Each record below must be returned exactly as shown.

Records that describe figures
+-------+

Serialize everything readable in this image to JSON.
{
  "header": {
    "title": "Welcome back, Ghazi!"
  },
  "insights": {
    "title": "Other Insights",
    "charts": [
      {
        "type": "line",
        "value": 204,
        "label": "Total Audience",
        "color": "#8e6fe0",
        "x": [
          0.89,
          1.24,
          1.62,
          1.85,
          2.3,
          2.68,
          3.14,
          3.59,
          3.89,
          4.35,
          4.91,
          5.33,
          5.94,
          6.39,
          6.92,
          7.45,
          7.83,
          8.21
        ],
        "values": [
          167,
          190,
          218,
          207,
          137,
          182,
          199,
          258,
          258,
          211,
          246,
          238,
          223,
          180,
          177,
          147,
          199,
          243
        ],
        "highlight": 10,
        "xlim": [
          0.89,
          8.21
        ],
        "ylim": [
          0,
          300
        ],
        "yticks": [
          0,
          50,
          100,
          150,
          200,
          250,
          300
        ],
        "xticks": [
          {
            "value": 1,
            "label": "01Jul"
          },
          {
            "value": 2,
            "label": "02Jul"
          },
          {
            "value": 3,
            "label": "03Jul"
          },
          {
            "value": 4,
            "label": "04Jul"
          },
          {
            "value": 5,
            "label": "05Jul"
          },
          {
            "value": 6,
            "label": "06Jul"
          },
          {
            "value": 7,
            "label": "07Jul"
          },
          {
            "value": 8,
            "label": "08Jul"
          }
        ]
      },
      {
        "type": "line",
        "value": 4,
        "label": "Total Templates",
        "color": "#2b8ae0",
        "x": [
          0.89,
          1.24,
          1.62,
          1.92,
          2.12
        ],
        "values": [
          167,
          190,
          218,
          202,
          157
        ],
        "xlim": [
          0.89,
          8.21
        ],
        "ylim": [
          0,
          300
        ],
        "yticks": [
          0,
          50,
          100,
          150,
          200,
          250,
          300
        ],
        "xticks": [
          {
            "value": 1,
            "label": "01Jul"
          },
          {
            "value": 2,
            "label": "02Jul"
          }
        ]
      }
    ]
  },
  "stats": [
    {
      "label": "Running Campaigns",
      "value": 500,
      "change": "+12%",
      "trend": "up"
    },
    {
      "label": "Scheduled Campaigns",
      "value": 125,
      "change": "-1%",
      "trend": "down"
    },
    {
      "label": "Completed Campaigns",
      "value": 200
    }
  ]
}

+-------+

SOLUTION TO THIS EXERCISE -
Serialize everything readable in this image to JSON.
{
  "header": {
    "title": "Welcome back, Ghazi!"
  },
  "insights": {
    "title": "Other Insights",
    "charts": [
      {
        "type": "line",
        "value": 204,
        "label": "Total Audience",
        "color": "#8e6fe0",
        "x": [
          0.89,
          1.24,
          1.62,
          1.85,
          2.3,
          2.68,
          3.14,
          3.59,
          3.89,
          4.35,
          4.91,
          5.33,
          5.94,
          6.39,
          6.92,
          7.45,
          7.83,
          8.21
        ],
        "values": [
          167,
          190,
          218,
          207,
          137,
          182,
          199,
          258,
          258,
          211,
          246,
          238,
          223,
          180,
          177,
          147,
          199,
          243
        ],
        "highlight": 10,
        "xlim": [
          0.89,
          8.21
        ],
        "ylim": [
          0,
          300
        ],
        "yticks": [
          0,
          50,
          100,
          150,
          200,
          250,
          300
        ],
        "xticks": [
          {
            "value": 1,
            "label": "01Jul"
          },
          {
            "value": 2,
            "label": "02Jul"
          },
          {
            "value": 3,
            "label": "03Jul"
          },
          {
            "value": 4,
            "label": "04Jul"
          },
          {
            "value": 5,
            "label": "05Jul"
          },
          {
            "value": 6,
            "label": "06Jul"
          },
          {
            "value": 7,
            "label": "07Jul"
          },
          {
            "value": 8,
            "label": "08Jul"
          }
        ]
      },
      {
        "type": "line",
        "value": 4,
        "label": "Total Templates",
        "color": "#2b8ae0",
        "x": [
          0.89,
          1.24,
          1.62,
          1.92,
          2.12
        ],
        "values": [
          167,
          190,
          218,
          202,
          157
        ],
        "xlim": [
          0.89,
          8.21
        ],
        "ylim": [
          0,
          300
        ],
        "yticks": [
          0,
          50,
          100,
          150,
          200,
          250,
          300
        ],
        "xticks": [
          {
            "value": 1,
            "label": "01Jul"
          },
          {
            "value": 2,
            "label": "02Jul"
          }
        ]
      }
    ]
  },
  "stats": [
    {
      "label": "Running Campaigns",
      "value": 500,
      "change": "+12%",
      "trend": "up"
    },
    {
      "label": "Scheduled Campaigns",
      "value": 125,
      "change": "-1%",
      "trend": "down"
    },
    {
      "label": "Completed Campaigns",
      "value": 200
    }
  ]
}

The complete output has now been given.